PROBLEM REQUIREMENTS — Copy out the data below as written; omit any images.

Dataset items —
------------------------
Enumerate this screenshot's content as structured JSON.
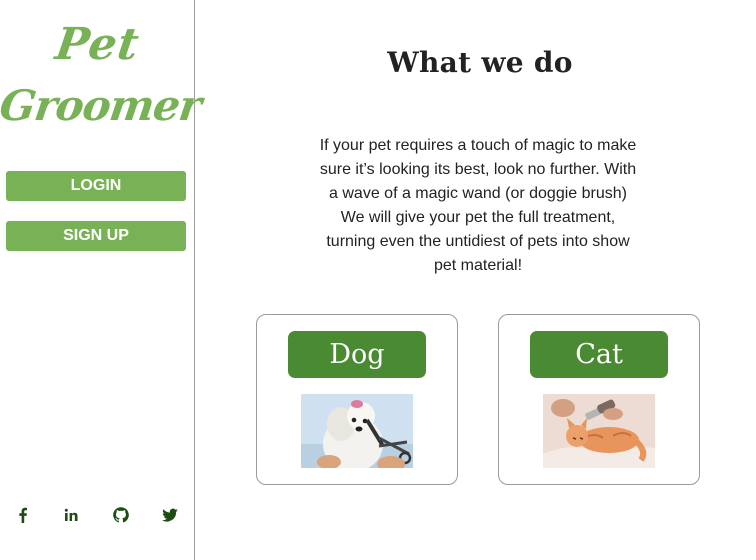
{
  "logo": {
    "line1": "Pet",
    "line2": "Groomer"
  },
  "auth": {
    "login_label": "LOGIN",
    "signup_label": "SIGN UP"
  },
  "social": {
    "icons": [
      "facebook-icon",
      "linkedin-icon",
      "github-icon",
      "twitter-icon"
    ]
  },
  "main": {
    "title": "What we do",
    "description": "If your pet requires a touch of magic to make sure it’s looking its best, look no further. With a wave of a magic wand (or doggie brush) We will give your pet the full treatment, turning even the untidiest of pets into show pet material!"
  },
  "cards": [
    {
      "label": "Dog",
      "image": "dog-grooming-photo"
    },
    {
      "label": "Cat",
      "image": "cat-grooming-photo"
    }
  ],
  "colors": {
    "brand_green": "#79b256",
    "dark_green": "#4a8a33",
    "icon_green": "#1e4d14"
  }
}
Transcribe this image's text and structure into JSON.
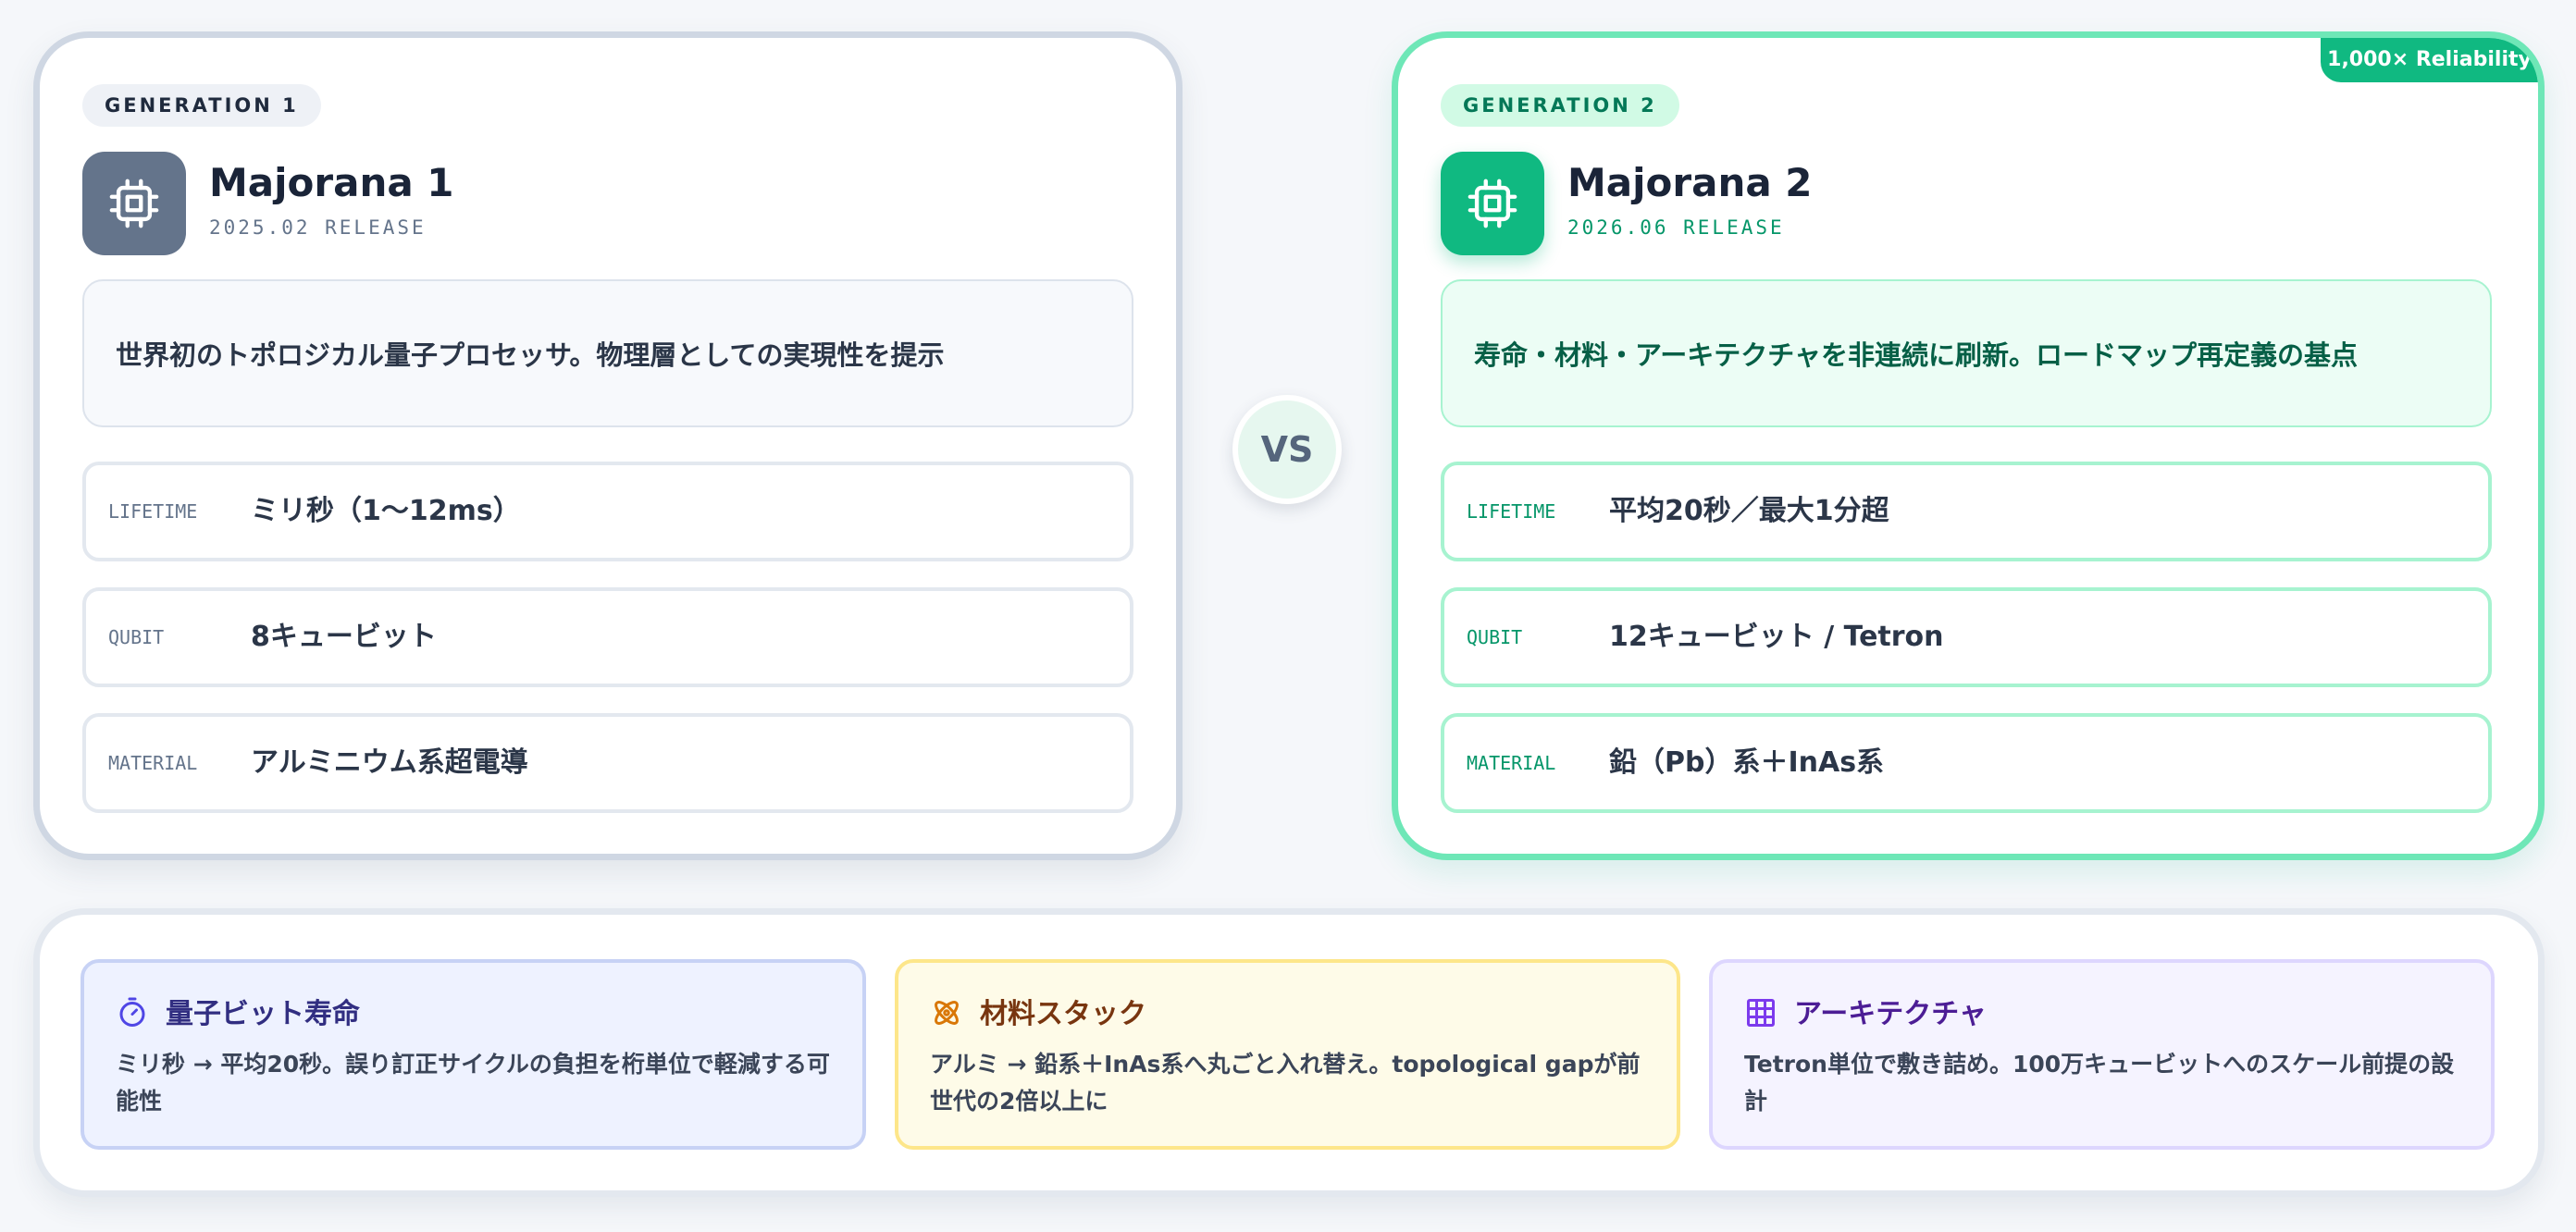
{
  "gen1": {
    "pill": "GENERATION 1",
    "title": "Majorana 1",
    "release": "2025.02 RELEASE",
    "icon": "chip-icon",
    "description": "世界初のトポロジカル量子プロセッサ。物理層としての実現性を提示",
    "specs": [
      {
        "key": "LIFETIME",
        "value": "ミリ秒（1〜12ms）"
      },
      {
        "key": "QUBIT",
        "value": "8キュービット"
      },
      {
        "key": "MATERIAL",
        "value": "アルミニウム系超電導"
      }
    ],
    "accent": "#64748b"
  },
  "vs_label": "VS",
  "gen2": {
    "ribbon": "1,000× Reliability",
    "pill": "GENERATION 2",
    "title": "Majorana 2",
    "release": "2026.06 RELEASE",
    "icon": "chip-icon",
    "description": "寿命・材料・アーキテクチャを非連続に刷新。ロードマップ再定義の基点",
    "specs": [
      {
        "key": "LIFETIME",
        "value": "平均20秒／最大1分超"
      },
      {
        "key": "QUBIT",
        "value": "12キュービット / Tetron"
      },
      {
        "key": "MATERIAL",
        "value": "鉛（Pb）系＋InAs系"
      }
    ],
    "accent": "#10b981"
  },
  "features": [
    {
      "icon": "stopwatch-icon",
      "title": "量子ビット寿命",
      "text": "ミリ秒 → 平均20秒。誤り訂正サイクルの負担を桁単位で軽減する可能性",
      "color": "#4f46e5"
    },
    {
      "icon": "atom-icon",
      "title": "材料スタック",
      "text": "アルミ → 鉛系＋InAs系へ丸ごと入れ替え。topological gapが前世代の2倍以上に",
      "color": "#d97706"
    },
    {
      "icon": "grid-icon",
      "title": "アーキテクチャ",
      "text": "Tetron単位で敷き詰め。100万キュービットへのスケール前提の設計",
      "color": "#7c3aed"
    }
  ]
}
------------------------
THE RESULT —
Enumerate this screenshot's content as structured JSON.
{
  "logo": {
    "line1": "Pet",
    "line2": "Groomer"
  },
  "auth": {
    "login_label": "LOGIN",
    "signup_label": "SIGN UP"
  },
  "social": {
    "icons": [
      "facebook-icon",
      "linkedin-icon",
      "github-icon",
      "twitter-icon"
    ]
  },
  "main": {
    "title": "What we do",
    "description": "If your pet requires a touch of magic to make sure it’s looking its best, look no further. With a wave of a magic wand (or doggie brush) We will give your pet the full treatment, turning even the untidiest of pets into show pet material!"
  },
  "cards": [
    {
      "label": "Dog",
      "image": "dog-grooming-photo"
    },
    {
      "label": "Cat",
      "image": "cat-grooming-photo"
    }
  ],
  "colors": {
    "brand_green": "#79b256",
    "dark_green": "#4a8a33",
    "icon_green": "#1e4d14"
  }
}
Transcribe this image's text and structure into JSON.
{
  "gen1": {
    "pill": "GENERATION 1",
    "title": "Majorana 1",
    "release": "2025.02 RELEASE",
    "icon": "chip-icon",
    "description": "世界初のトポロジカル量子プロセッサ。物理層としての実現性を提示",
    "specs": [
      {
        "key": "LIFETIME",
        "value": "ミリ秒（1〜12ms）"
      },
      {
        "key": "QUBIT",
        "value": "8キュービット"
      },
      {
        "key": "MATERIAL",
        "value": "アルミニウム系超電導"
      }
    ],
    "accent": "#64748b"
  },
  "vs_label": "VS",
  "gen2": {
    "ribbon": "1,000× Reliability",
    "pill": "GENERATION 2",
    "title": "Majorana 2",
    "release": "2026.06 RELEASE",
    "icon": "chip-icon",
    "description": "寿命・材料・アーキテクチャを非連続に刷新。ロードマップ再定義の基点",
    "specs": [
      {
        "key": "LIFETIME",
        "value": "平均20秒／最大1分超"
      },
      {
        "key": "QUBIT",
        "value": "12キュービット / Tetron"
      },
      {
        "key": "MATERIAL",
        "value": "鉛（Pb）系＋InAs系"
      }
    ],
    "accent": "#10b981"
  },
  "features": [
    {
      "icon": "stopwatch-icon",
      "title": "量子ビット寿命",
      "text": "ミリ秒 → 平均20秒。誤り訂正サイクルの負担を桁単位で軽減する可能性",
      "color": "#4f46e5"
    },
    {
      "icon": "atom-icon",
      "title": "材料スタック",
      "text": "アルミ → 鉛系＋InAs系へ丸ごと入れ替え。topological gapが前世代の2倍以上に",
      "color": "#d97706"
    },
    {
      "icon": "grid-icon",
      "title": "アーキテクチャ",
      "text": "Tetron単位で敷き詰め。100万キュービットへのスケール前提の設計",
      "color": "#7c3aed"
    }
  ]
}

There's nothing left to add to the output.